What is asked> Every entry must be echoed exactly.
· · · · · · ·
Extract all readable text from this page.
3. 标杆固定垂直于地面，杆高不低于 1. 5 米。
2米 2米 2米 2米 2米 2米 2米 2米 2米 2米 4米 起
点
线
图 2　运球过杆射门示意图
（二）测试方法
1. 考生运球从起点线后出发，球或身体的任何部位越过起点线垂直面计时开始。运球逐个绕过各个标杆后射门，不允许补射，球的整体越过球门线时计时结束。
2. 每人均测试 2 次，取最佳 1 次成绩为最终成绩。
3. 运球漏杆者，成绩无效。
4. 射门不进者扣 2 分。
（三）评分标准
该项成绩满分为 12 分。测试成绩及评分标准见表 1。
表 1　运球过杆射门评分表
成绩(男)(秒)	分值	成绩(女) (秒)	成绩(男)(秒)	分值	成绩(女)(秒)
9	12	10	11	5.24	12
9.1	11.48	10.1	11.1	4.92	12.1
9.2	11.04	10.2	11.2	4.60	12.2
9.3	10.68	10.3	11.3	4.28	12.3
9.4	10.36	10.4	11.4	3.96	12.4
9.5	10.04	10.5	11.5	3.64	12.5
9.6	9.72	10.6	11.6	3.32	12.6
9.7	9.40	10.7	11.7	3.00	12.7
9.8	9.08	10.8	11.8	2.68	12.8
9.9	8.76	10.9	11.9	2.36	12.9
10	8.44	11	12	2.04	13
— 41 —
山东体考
· · · · · · ·
Output>
Extract all readable text from this page.
3. 标杆固定垂直于地面，杆高不低于 1. 5 米。
2米 2米 2米 2米 2米 2米 2米 2米 2米 2米 4米 起
点
线
图 2　运球过杆射门示意图
（二）测试方法
1. 考生运球从起点线后出发，球或身体的任何部位越过起点线垂直面计时开始。运球逐个绕过各个标杆后射门，不允许补射，球的整体越过球门线时计时结束。
2. 每人均测试 2 次，取最佳 1 次成绩为最终成绩。
3. 运球漏杆者，成绩无效。
4. 射门不进者扣 2 分。
（三）评分标准
该项成绩满分为 12 分。测试成绩及评分标准见表 1。
表 1　运球过杆射门评分表
成绩(男)(秒)	分值	成绩(女) (秒)	成绩(男)(秒)	分值	成绩(女)(秒)
9	12	10	11	5.24	12
9.1	11.48	10.1	11.1	4.92	12.1
9.2	11.04	10.2	11.2	4.60	12.2
9.3	10.68	10.3	11.3	4.28	12.3
9.4	10.36	10.4	11.4	3.96	12.4
9.5	10.04	10.5	11.5	3.64	12.5
9.6	9.72	10.6	11.6	3.32	12.6
9.7	9.40	10.7	11.7	3.00	12.7
9.8	9.08	10.8	11.8	2.68	12.8
9.9	8.76	10.9	11.9	2.36	12.9
10	8.44	11	12	2.04	13
— 41 —
山东体考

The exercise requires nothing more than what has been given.